(Recorded data):
══════
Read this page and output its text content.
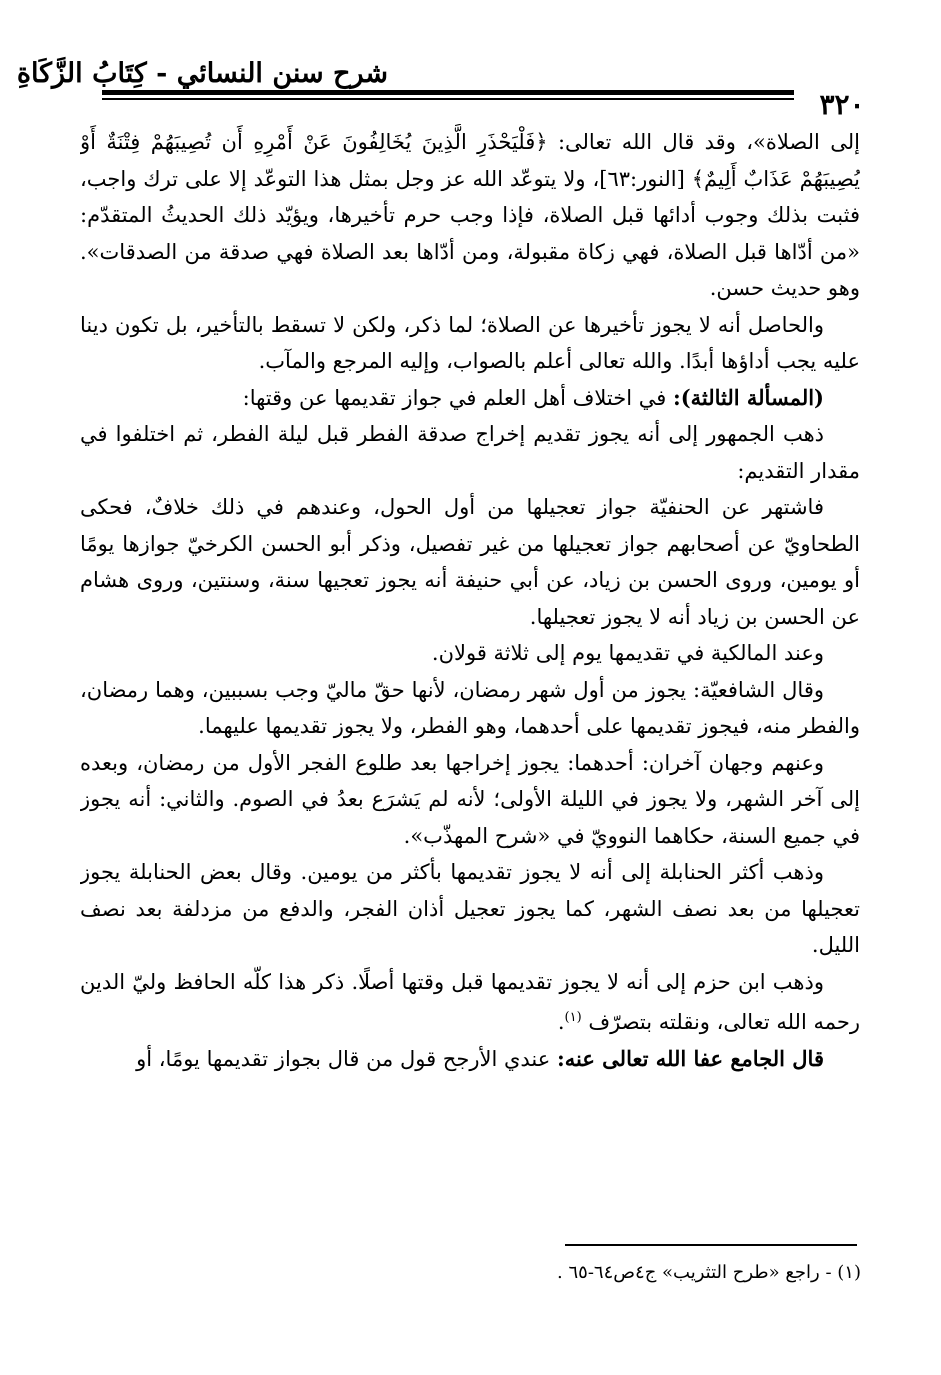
شرح سنن النسائي - كِتَابُ الزَّكَاةِ
٣٢٠

إلى الصلاة»، وقد قال الله تعالى: ﴿فَلْيَحْذَرِ الَّذِينَ يُخَالِفُونَ عَنْ أَمْرِهِ أَن تُصِيبَهُمْ فِتْنَةٌ أَوْ يُصِيبَهُمْ عَذَابٌ أَلِيمٌ﴾ [النور:٦٣]، ولا يتوعّد الله عز وجل بمثل هذا التوعّد إلا على ترك واجب، فثبت بذلك وجوب أدائها قبل الصلاة، فإذا وجب حرم تأخيرها، ويؤيّد ذلك الحديثُ المتقدّم: «من أدّاها قبل الصلاة، فهي زكاة مقبولة، ومن أدّاها بعد الصلاة فهي صدقة من الصدقات». وهو حديث حسن.

والحاصل أنه لا يجوز تأخيرها عن الصلاة؛ لما ذكر، ولكن لا تسقط بالتأخير، بل تكون دينا عليه يجب أداؤها أبدًا. والله تعالى أعلم بالصواب، وإليه المرجع والمآب.

(المسألة الثالثة): في اختلاف أهل العلم في جواز تقديمها عن وقتها:

ذهب الجمهور إلى أنه يجوز تقديم إخراج صدقة الفطر قبل ليلة الفطر، ثم اختلفوا في مقدار التقديم:

فاشتهر عن الحنفيّة جواز تعجيلها من أول الحول، وعندهم في ذلك خلافٌ، فحكى الطحاويّ عن أصحابهم جواز تعجيلها من غير تفصيل، وذكر أبو الحسن الكرخيّ جوازها يومًا أو يومين، وروى الحسن بن زياد، عن أبي حنيفة أنه يجوز تعجيها سنة، وسنتين، وروى هشام عن الحسن بن زياد أنه لا يجوز تعجيلها.

وعند المالكية في تقديمها يوم إلى ثلاثة قولان.

وقال الشافعيّة: يجوز من أول شهر رمضان، لأنها حقّ ماليّ وجب بسببين، وهما رمضان، والفطر منه، فيجوز تقديمها على أحدهما، وهو الفطر، ولا يجوز تقديمها عليهما.

وعنهم وجهان آخران: أحدهما: يجوز إخراجها بعد طلوع الفجر الأول من رمضان، وبعده إلى آخر الشهر، ولا يجوز في الليلة الأولى؛ لأنه لم يَشرَع بعدُ في الصوم. والثاني: أنه يجوز في جميع السنة، حكاهما النوويّ في «شرح المهذّب».

وذهب أكثر الحنابلة إلى أنه لا يجوز تقديمها بأكثر من يومين. وقال بعض الحنابلة يجوز تعجيلها من بعد نصف الشهر، كما يجوز تعجيل أذان الفجر، والدفع من مزدلفة بعد نصف الليل.

وذهب ابن حزم إلى أنه لا يجوز تقديمها قبل وقتها أصلًا. ذكر هذا كلّه الحافظ وليّ الدين رحمه الله تعالى، ونقلته بتصرّف $^{(١)}$.

قال الجامع عفا الله تعالى عنه: عندي الأرجح قول من قال بجواز تقديمها يومًا، أو

(١) - راجع «طرح التثريب» ج٤ص٦٤-٦٥ .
══════
(The task): Repeat the listing in full and exactly. Do not include any images.

(Exercise solution):
Read this page and output its text content.
شرح سنن النسائي - كِتَابُ الزَّكَاةِ
٣٢٠

إلى الصلاة»، وقد قال الله تعالى: ﴿فَلْيَحْذَرِ الَّذِينَ يُخَالِفُونَ عَنْ أَمْرِهِ أَن تُصِيبَهُمْ فِتْنَةٌ أَوْ يُصِيبَهُمْ عَذَابٌ أَلِيمٌ﴾ [النور:٦٣]، ولا يتوعّد الله عز وجل بمثل هذا التوعّد إلا على ترك واجب، فثبت بذلك وجوب أدائها قبل الصلاة، فإذا وجب حرم تأخيرها، ويؤيّد ذلك الحديثُ المتقدّم: «من أدّاها قبل الصلاة، فهي زكاة مقبولة، ومن أدّاها بعد الصلاة فهي صدقة من الصدقات». وهو حديث حسن.

والحاصل أنه لا يجوز تأخيرها عن الصلاة؛ لما ذكر، ولكن لا تسقط بالتأخير، بل تكون دينا عليه يجب أداؤها أبدًا. والله تعالى أعلم بالصواب، وإليه المرجع والمآب.

(المسألة الثالثة): في اختلاف أهل العلم في جواز تقديمها عن وقتها:

ذهب الجمهور إلى أنه يجوز تقديم إخراج صدقة الفطر قبل ليلة الفطر، ثم اختلفوا في مقدار التقديم:

فاشتهر عن الحنفيّة جواز تعجيلها من أول الحول، وعندهم في ذلك خلافٌ، فحكى الطحاويّ عن أصحابهم جواز تعجيلها من غير تفصيل، وذكر أبو الحسن الكرخيّ جوازها يومًا أو يومين، وروى الحسن بن زياد، عن أبي حنيفة أنه يجوز تعجيها سنة، وسنتين، وروى هشام عن الحسن بن زياد أنه لا يجوز تعجيلها.

وعند المالكية في تقديمها يوم إلى ثلاثة قولان.

وقال الشافعيّة: يجوز من أول شهر رمضان، لأنها حقّ ماليّ وجب بسببين، وهما رمضان، والفطر منه، فيجوز تقديمها على أحدهما، وهو الفطر، ولا يجوز تقديمها عليهما.

وعنهم وجهان آخران: أحدهما: يجوز إخراجها بعد طلوع الفجر الأول من رمضان، وبعده إلى آخر الشهر، ولا يجوز في الليلة الأولى؛ لأنه لم يَشرَع بعدُ في الصوم. والثاني: أنه يجوز في جميع السنة، حكاهما النوويّ في «شرح المهذّب».

وذهب أكثر الحنابلة إلى أنه لا يجوز تقديمها بأكثر من يومين. وقال بعض الحنابلة يجوز تعجيلها من بعد نصف الشهر، كما يجوز تعجيل أذان الفجر، والدفع من مزدلفة بعد نصف الليل.

وذهب ابن حزم إلى أنه لا يجوز تقديمها قبل وقتها أصلًا. ذكر هذا كلّه الحافظ وليّ الدين رحمه الله تعالى، ونقلته بتصرّف $^{(١)}$.

قال الجامع عفا الله تعالى عنه: عندي الأرجح قول من قال بجواز تقديمها يومًا، أو

(١) - راجع «طرح التثريب» ج٤ص٦٤-٦٥ .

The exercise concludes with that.